■ Problem description:
Repeat every line below exactly as it reads.

■ Extracted data entries:

━━━━━━

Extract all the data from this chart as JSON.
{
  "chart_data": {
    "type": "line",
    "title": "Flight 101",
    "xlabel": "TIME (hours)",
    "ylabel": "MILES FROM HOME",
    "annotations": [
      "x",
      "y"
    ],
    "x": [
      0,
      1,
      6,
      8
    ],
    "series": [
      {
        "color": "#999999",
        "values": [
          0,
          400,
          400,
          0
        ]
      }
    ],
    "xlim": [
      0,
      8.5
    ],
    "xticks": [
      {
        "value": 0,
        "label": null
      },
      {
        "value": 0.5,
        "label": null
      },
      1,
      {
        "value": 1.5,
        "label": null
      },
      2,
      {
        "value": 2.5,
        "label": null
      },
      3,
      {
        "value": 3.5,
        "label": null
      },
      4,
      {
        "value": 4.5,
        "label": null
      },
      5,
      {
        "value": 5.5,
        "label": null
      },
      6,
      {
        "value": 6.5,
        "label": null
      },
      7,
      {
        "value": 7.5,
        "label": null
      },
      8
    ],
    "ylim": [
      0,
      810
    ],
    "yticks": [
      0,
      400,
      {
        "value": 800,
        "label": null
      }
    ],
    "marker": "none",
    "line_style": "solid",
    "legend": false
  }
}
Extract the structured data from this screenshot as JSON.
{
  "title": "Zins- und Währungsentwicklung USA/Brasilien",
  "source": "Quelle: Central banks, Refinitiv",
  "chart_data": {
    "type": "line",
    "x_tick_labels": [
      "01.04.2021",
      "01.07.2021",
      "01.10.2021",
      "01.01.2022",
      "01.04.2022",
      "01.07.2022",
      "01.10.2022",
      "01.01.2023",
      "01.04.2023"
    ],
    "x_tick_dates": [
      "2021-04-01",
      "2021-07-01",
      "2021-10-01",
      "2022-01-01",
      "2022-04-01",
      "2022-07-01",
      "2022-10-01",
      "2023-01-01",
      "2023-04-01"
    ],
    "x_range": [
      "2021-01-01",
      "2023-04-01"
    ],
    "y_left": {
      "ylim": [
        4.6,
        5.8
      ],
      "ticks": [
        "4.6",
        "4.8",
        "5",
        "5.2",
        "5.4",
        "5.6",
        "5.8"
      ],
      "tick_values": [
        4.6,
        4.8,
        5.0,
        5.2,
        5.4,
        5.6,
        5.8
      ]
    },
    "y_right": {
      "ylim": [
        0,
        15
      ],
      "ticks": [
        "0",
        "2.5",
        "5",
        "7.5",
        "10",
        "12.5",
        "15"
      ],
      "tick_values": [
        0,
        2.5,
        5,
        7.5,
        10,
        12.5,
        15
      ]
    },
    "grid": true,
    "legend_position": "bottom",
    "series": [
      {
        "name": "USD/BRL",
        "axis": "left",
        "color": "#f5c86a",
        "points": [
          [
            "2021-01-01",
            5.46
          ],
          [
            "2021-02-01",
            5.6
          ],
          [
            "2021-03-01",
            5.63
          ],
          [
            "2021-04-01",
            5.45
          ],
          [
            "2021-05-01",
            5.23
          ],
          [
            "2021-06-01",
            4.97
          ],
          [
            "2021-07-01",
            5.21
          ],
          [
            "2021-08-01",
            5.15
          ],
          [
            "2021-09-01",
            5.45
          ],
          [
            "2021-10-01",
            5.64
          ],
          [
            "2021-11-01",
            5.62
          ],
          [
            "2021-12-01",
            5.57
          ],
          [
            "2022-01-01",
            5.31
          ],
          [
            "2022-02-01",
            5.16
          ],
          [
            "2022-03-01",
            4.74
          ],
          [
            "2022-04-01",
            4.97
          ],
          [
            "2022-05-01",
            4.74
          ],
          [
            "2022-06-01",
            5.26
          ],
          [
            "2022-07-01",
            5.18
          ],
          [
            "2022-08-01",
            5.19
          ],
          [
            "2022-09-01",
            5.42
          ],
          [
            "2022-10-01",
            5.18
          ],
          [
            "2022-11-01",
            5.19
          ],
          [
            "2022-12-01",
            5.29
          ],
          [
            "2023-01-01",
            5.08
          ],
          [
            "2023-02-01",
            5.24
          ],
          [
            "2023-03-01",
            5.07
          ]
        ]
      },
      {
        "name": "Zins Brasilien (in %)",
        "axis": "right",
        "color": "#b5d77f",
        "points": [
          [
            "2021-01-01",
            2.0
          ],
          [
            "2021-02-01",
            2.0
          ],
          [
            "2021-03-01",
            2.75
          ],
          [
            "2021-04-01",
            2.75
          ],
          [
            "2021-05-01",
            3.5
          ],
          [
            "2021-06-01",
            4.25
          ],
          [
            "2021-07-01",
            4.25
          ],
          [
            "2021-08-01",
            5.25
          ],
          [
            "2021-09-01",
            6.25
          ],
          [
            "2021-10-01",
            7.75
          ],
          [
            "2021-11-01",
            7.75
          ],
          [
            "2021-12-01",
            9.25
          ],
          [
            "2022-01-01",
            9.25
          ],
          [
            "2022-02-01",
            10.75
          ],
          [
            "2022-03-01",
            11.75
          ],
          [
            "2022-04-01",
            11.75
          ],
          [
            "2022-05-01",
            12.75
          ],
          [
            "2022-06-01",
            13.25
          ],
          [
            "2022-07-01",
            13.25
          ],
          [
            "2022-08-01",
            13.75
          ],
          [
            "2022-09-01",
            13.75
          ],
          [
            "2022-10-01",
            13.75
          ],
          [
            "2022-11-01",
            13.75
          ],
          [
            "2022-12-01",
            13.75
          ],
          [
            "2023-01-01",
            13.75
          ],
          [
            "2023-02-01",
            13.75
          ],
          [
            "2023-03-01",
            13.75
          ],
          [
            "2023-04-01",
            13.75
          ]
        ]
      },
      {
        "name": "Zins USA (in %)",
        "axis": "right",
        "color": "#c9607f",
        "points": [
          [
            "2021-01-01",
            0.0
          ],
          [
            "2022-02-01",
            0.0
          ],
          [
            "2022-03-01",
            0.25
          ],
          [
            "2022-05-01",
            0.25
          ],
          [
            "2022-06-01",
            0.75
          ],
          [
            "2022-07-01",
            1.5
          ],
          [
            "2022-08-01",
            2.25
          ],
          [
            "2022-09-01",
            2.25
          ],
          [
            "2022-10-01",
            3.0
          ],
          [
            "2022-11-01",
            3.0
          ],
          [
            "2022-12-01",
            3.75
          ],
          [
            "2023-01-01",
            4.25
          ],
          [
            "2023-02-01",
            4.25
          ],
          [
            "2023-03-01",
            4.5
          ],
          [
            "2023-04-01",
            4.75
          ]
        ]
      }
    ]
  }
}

━━━━━━

■ Task result:
Extract all the data from this chart as JSON.
{
  "chart_data": {
    "type": "line",
    "title": "Flight 101",
    "xlabel": "TIME (hours)",
    "ylabel": "MILES FROM HOME",
    "annotations": [
      "x",
      "y"
    ],
    "x": [
      0,
      1,
      6,
      8
    ],
    "series": [
      {
        "color": "#999999",
        "values": [
          0,
          400,
          400,
          0
        ]
      }
    ],
    "xlim": [
      0,
      8.5
    ],
    "xticks": [
      {
        "value": 0,
        "label": null
      },
      {
        "value": 0.5,
        "label": null
      },
      1,
      {
        "value": 1.5,
        "label": null
      },
      2,
      {
        "value": 2.5,
        "label": null
      },
      3,
      {
        "value": 3.5,
        "label": null
      },
      4,
      {
        "value": 4.5,
        "label": null
      },
      5,
      {
        "value": 5.5,
        "label": null
      },
      6,
      {
        "value": 6.5,
        "label": null
      },
      7,
      {
        "value": 7.5,
        "label": null
      },
      8
    ],
    "ylim": [
      0,
      810
    ],
    "yticks": [
      0,
      400,
      {
        "value": 800,
        "label": null
      }
    ],
    "marker": "none",
    "line_style": "solid",
    "legend": false
  }
}
Extract the structured data from this screenshot as JSON.
{
  "title": "Zins- und Währungsentwicklung USA/Brasilien",
  "source": "Quelle: Central banks, Refinitiv",
  "chart_data": {
    "type": "line",
    "x_tick_labels": [
      "01.04.2021",
      "01.07.2021",
      "01.10.2021",
      "01.01.2022",
      "01.04.2022",
      "01.07.2022",
      "01.10.2022",
      "01.01.2023",
      "01.04.2023"
    ],
    "x_tick_dates": [
      "2021-04-01",
      "2021-07-01",
      "2021-10-01",
      "2022-01-01",
      "2022-04-01",
      "2022-07-01",
      "2022-10-01",
      "2023-01-01",
      "2023-04-01"
    ],
    "x_range": [
      "2021-01-01",
      "2023-04-01"
    ],
    "y_left": {
      "ylim": [
        4.6,
        5.8
      ],
      "ticks": [
        "4.6",
        "4.8",
        "5",
        "5.2",
        "5.4",
        "5.6",
        "5.8"
      ],
      "tick_values": [
        4.6,
        4.8,
        5.0,
        5.2,
        5.4,
        5.6,
        5.8
      ]
    },
    "y_right": {
      "ylim": [
        0,
        15
      ],
      "ticks": [
        "0",
        "2.5",
        "5",
        "7.5",
        "10",
        "12.5",
        "15"
      ],
      "tick_values": [
        0,
        2.5,
        5,
        7.5,
        10,
        12.5,
        15
      ]
    },
    "grid": true,
    "legend_position": "bottom",
    "series": [
      {
        "name": "USD/BRL",
        "axis": "left",
        "color": "#f5c86a",
        "points": [
          [
            "2021-01-01",
            5.46
          ],
          [
            "2021-02-01",
            5.6
          ],
          [
            "2021-03-01",
            5.63
          ],
          [
            "2021-04-01",
            5.45
          ],
          [
            "2021-05-01",
            5.23
          ],
          [
            "2021-06-01",
            4.97
          ],
          [
            "2021-07-01",
            5.21
          ],
          [
            "2021-08-01",
            5.15
          ],
          [
            "2021-09-01",
            5.45
          ],
          [
            "2021-10-01",
            5.64
          ],
          [
            "2021-11-01",
            5.62
          ],
          [
            "2021-12-01",
            5.57
          ],
          [
            "2022-01-01",
            5.31
          ],
          [
            "2022-02-01",
            5.16
          ],
          [
            "2022-03-01",
            4.74
          ],
          [
            "2022-04-01",
            4.97
          ],
          [
            "2022-05-01",
            4.74
          ],
          [
            "2022-06-01",
            5.26
          ],
          [
            "2022-07-01",
            5.18
          ],
          [
            "2022-08-01",
            5.19
          ],
          [
            "2022-09-01",
            5.42
          ],
          [
            "2022-10-01",
            5.18
          ],
          [
            "2022-11-01",
            5.19
          ],
          [
            "2022-12-01",
            5.29
          ],
          [
            "2023-01-01",
            5.08
          ],
          [
            "2023-02-01",
            5.24
          ],
          [
            "2023-03-01",
            5.07
          ]
        ]
      },
      {
        "name": "Zins Brasilien (in %)",
        "axis": "right",
        "color": "#b5d77f",
        "points": [
          [
            "2021-01-01",
            2.0
          ],
          [
            "2021-02-01",
            2.0
          ],
          [
            "2021-03-01",
            2.75
          ],
          [
            "2021-04-01",
            2.75
          ],
          [
            "2021-05-01",
            3.5
          ],
          [
            "2021-06-01",
            4.25
          ],
          [
            "2021-07-01",
            4.25
          ],
          [
            "2021-08-01",
            5.25
          ],
          [
            "2021-09-01",
            6.25
          ],
          [
            "2021-10-01",
            7.75
          ],
          [
            "2021-11-01",
            7.75
          ],
          [
            "2021-12-01",
            9.25
          ],
          [
            "2022-01-01",
            9.25
          ],
          [
            "2022-02-01",
            10.75
          ],
          [
            "2022-03-01",
            11.75
          ],
          [
            "2022-04-01",
            11.75
          ],
          [
            "2022-05-01",
            12.75
          ],
          [
            "2022-06-01",
            13.25
          ],
          [
            "2022-07-01",
            13.25
          ],
          [
            "2022-08-01",
            13.75
          ],
          [
            "2022-09-01",
            13.75
          ],
          [
            "2022-10-01",
            13.75
          ],
          [
            "2022-11-01",
            13.75
          ],
          [
            "2022-12-01",
            13.75
          ],
          [
            "2023-01-01",
            13.75
          ],
          [
            "2023-02-01",
            13.75
          ],
          [
            "2023-03-01",
            13.75
          ],
          [
            "2023-04-01",
            13.75
          ]
        ]
      },
      {
        "name": "Zins USA (in %)",
        "axis": "right",
        "color": "#c9607f",
        "points": [
          [
            "2021-01-01",
            0.0
          ],
          [
            "2022-02-01",
            0.0
          ],
          [
            "2022-03-01",
            0.25
          ],
          [
            "2022-05-01",
            0.25
          ],
          [
            "2022-06-01",
            0.75
          ],
          [
            "2022-07-01",
            1.5
          ],
          [
            "2022-08-01",
            2.25
          ],
          [
            "2022-09-01",
            2.25
          ],
          [
            "2022-10-01",
            3.0
          ],
          [
            "2022-11-01",
            3.0
          ],
          [
            "2022-12-01",
            3.75
          ],
          [
            "2023-01-01",
            4.25
          ],
          [
            "2023-02-01",
            4.25
          ],
          [
            "2023-03-01",
            4.5
          ],
          [
            "2023-04-01",
            4.75
          ]
        ]
      }
    ]
  }
}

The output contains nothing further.